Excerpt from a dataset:
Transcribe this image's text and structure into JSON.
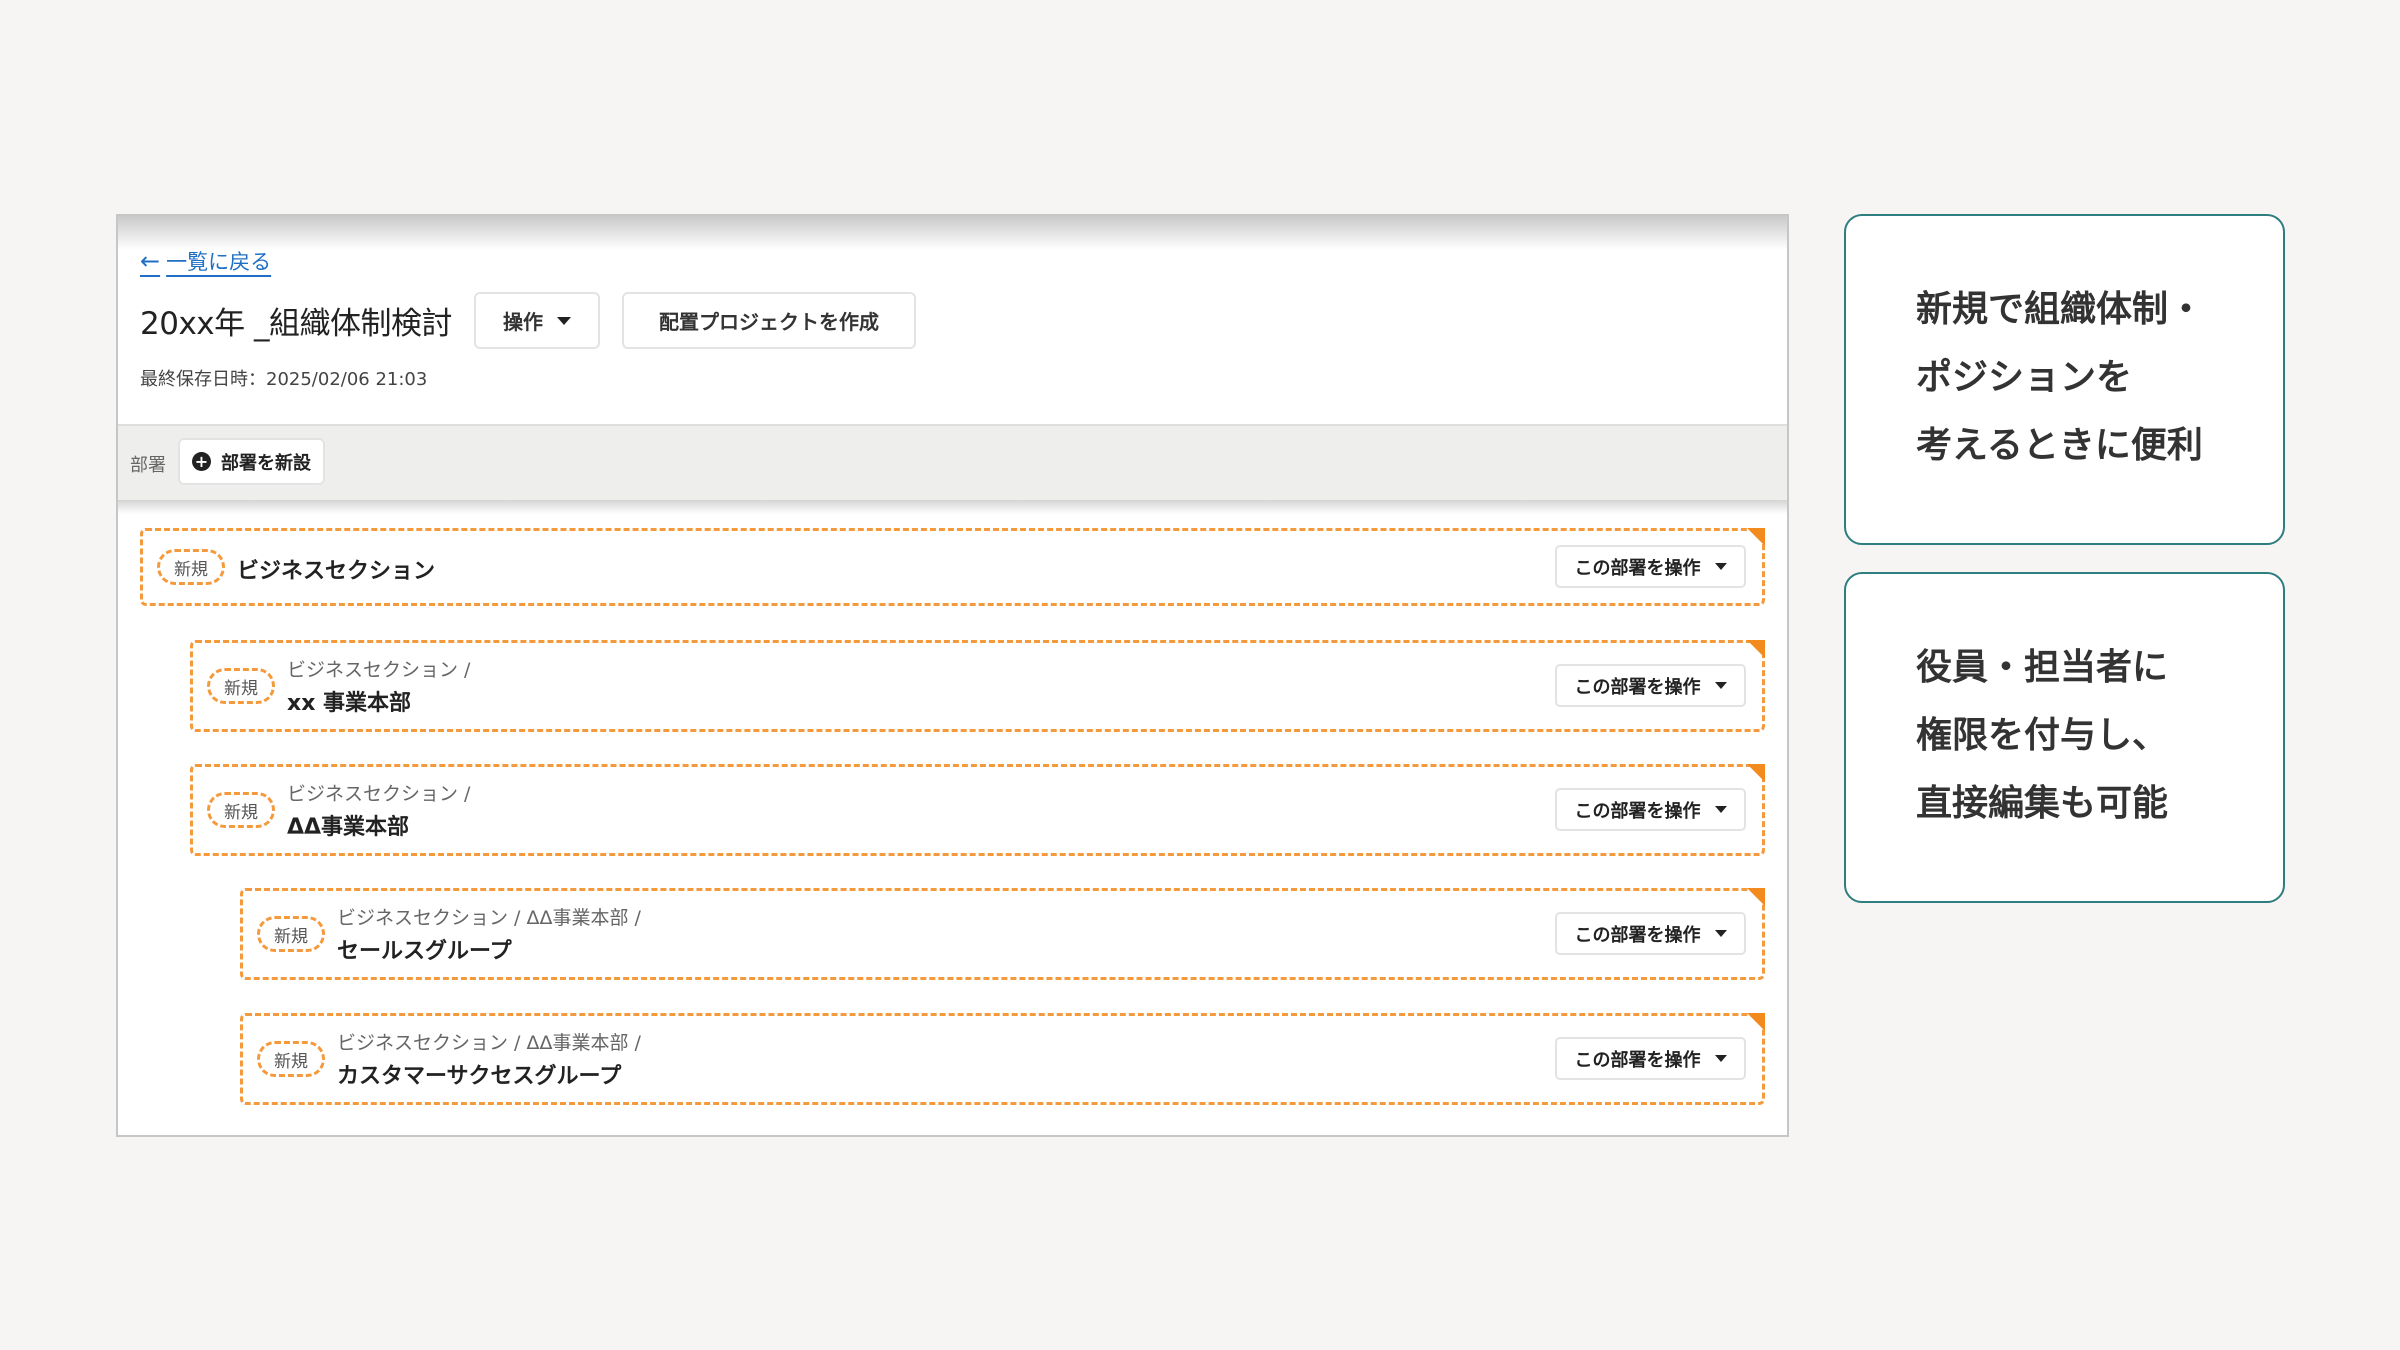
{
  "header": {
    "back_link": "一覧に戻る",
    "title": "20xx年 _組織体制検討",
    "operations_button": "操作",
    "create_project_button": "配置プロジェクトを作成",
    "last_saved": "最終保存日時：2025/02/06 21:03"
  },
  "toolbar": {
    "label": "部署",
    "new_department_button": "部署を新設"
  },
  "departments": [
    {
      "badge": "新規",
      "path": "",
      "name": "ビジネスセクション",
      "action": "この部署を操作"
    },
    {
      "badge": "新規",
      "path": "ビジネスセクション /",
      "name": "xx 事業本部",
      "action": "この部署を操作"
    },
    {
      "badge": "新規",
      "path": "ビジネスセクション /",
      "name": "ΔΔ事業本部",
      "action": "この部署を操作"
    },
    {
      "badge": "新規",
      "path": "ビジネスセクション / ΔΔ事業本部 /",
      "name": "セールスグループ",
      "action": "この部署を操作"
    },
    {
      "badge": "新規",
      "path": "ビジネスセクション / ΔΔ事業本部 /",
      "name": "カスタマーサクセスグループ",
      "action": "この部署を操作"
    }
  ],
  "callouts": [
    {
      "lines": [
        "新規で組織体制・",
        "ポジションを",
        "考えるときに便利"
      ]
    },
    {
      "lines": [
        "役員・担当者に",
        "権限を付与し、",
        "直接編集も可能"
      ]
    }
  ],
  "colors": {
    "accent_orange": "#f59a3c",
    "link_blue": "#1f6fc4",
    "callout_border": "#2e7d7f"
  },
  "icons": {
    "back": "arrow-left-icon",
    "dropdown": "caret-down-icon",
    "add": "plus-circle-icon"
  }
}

• WHAT IS REQUIRED:
Which lines in the listing above hold the word "name"? Show each of them.

• TASK ANSWER:
      "name": "ビジネスセクション",
      "name": "xx 事業本部",
      "name": "ΔΔ事業本部",
      "name": "セールスグループ",
      "name": "カスタマーサクセスグループ",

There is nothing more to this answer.